**DESCRIPTION OF THE TASK**
Restate the entries word for word, omitting nothing.
----------
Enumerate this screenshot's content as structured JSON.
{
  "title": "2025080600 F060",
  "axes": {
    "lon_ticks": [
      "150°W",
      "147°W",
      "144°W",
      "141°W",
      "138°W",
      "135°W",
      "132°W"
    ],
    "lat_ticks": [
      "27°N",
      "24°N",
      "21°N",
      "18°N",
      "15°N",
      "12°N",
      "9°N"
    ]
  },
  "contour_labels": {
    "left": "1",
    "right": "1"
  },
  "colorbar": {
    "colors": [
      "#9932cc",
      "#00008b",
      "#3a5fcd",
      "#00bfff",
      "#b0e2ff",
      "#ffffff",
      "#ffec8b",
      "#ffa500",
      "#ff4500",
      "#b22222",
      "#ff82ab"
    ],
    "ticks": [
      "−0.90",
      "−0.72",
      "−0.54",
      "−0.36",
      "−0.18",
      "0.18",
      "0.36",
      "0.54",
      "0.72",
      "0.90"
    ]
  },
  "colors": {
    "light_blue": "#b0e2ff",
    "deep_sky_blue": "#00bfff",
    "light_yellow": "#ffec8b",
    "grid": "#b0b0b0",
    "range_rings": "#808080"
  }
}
----------
**COMPLETED EXERCISE**
Enumerate this screenshot's content as structured JSON.
{
  "title": "2025080600 F060",
  "axes": {
    "lon_ticks": [
      "150°W",
      "147°W",
      "144°W",
      "141°W",
      "138°W",
      "135°W",
      "132°W"
    ],
    "lat_ticks": [
      "27°N",
      "24°N",
      "21°N",
      "18°N",
      "15°N",
      "12°N",
      "9°N"
    ]
  },
  "contour_labels": {
    "left": "1",
    "right": "1"
  },
  "colorbar": {
    "colors": [
      "#9932cc",
      "#00008b",
      "#3a5fcd",
      "#00bfff",
      "#b0e2ff",
      "#ffffff",
      "#ffec8b",
      "#ffa500",
      "#ff4500",
      "#b22222",
      "#ff82ab"
    ],
    "ticks": [
      "−0.90",
      "−0.72",
      "−0.54",
      "−0.36",
      "−0.18",
      "0.18",
      "0.36",
      "0.54",
      "0.72",
      "0.90"
    ]
  },
  "colors": {
    "light_blue": "#b0e2ff",
    "deep_sky_blue": "#00bfff",
    "light_yellow": "#ffec8b",
    "grid": "#b0b0b0",
    "range_rings": "#808080"
  }
}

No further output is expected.